Filter out everything except lines holding "name".

=== Material for this exercise ===

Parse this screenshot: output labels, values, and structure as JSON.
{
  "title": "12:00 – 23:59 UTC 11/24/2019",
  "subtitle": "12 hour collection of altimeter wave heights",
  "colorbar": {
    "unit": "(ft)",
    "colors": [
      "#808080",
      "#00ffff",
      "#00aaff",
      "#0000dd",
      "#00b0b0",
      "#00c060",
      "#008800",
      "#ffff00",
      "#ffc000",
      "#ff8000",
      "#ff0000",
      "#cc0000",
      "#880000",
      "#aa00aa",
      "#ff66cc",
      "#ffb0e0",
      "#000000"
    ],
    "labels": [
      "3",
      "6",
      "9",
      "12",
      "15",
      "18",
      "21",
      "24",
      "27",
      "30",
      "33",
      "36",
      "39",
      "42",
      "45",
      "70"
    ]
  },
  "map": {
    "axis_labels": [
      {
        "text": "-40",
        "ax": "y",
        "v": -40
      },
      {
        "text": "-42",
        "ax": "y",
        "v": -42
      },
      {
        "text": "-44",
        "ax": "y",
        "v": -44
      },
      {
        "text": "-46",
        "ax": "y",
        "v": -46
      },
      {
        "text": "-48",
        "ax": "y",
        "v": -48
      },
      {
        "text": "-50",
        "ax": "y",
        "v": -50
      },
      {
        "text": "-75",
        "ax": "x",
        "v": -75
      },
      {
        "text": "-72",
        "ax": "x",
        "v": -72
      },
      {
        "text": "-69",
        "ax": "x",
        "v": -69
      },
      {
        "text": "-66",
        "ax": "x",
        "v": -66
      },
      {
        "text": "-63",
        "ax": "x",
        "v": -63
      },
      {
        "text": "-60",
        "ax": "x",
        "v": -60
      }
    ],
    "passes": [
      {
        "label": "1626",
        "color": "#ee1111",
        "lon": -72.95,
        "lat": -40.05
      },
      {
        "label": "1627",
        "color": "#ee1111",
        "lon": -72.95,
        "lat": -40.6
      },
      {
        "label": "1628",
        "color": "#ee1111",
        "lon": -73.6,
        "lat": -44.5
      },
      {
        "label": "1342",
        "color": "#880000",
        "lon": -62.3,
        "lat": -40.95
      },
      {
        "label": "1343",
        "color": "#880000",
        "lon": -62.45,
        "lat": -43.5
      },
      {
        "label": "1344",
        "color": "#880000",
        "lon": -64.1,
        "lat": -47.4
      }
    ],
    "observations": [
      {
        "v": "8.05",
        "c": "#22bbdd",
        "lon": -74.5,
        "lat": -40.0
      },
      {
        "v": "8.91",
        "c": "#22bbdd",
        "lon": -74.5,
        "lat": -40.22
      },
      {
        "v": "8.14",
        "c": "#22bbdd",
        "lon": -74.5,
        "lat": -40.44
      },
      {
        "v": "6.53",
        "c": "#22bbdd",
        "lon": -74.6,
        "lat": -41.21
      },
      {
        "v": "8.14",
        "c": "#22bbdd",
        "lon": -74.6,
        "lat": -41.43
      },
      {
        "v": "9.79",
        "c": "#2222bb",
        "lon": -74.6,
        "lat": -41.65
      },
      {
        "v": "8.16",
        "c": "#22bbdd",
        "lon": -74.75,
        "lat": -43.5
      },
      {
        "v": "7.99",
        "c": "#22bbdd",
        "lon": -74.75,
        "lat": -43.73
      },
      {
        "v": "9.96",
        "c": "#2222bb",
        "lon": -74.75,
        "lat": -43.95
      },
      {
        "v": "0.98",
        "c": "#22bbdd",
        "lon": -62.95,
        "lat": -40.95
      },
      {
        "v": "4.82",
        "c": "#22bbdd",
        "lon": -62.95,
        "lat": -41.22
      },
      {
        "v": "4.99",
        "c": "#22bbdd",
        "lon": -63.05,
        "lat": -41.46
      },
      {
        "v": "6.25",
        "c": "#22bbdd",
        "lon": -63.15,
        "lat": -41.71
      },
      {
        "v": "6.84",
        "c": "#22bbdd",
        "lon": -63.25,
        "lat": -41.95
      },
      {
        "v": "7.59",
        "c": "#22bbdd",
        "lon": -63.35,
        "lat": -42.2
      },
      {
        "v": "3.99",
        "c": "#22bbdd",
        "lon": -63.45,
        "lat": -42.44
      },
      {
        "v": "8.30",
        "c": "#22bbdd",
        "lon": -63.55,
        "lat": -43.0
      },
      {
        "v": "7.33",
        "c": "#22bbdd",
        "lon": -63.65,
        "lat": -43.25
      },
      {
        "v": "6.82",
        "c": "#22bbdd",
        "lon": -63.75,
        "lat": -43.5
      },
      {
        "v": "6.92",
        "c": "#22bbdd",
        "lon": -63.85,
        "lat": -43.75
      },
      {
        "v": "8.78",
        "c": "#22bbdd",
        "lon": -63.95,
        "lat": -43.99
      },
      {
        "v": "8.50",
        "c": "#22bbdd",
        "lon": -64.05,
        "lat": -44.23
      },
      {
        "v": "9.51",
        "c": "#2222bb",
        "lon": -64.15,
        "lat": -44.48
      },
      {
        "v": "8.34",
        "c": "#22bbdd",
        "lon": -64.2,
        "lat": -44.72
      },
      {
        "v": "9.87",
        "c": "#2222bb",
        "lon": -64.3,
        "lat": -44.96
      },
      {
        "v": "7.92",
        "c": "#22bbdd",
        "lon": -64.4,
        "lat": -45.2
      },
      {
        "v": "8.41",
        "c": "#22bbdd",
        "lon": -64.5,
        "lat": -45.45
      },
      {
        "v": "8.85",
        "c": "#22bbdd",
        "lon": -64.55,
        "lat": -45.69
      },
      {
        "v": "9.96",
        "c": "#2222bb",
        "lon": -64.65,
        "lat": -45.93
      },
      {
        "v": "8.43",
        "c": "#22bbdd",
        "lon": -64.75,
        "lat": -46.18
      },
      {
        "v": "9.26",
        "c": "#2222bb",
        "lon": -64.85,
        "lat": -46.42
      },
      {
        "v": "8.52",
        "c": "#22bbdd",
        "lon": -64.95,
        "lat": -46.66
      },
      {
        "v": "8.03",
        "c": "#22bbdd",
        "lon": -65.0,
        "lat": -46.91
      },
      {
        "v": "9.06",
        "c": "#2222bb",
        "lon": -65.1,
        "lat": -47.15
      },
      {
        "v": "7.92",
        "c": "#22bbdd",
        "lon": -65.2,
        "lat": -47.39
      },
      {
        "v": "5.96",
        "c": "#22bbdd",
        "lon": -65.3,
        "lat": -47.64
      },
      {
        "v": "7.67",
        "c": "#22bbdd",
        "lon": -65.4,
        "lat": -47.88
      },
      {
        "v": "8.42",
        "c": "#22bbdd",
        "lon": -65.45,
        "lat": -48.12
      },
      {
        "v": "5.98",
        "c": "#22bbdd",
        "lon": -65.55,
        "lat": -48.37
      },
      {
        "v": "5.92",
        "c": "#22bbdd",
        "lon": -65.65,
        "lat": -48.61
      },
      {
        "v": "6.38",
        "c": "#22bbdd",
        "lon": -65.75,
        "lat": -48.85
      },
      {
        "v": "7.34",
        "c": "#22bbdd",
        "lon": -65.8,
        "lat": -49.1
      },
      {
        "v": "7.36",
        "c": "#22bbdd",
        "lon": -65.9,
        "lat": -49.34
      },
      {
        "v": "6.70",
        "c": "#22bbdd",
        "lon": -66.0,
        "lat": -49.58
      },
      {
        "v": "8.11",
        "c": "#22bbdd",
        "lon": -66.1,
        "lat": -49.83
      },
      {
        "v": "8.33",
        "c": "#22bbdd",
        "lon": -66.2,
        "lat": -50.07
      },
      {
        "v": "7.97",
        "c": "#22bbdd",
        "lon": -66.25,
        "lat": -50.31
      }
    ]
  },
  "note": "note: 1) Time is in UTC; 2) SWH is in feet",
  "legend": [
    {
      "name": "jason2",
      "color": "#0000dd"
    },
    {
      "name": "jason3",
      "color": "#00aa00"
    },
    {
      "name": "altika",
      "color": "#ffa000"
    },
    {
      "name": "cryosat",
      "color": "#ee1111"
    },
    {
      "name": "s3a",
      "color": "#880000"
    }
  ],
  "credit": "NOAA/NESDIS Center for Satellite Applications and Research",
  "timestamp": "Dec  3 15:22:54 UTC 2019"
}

===

## Answer
      "name": "jason2",
      "name": "jason3",
      "name": "altika",
      "name": "cryosat",
      "name": "s3a",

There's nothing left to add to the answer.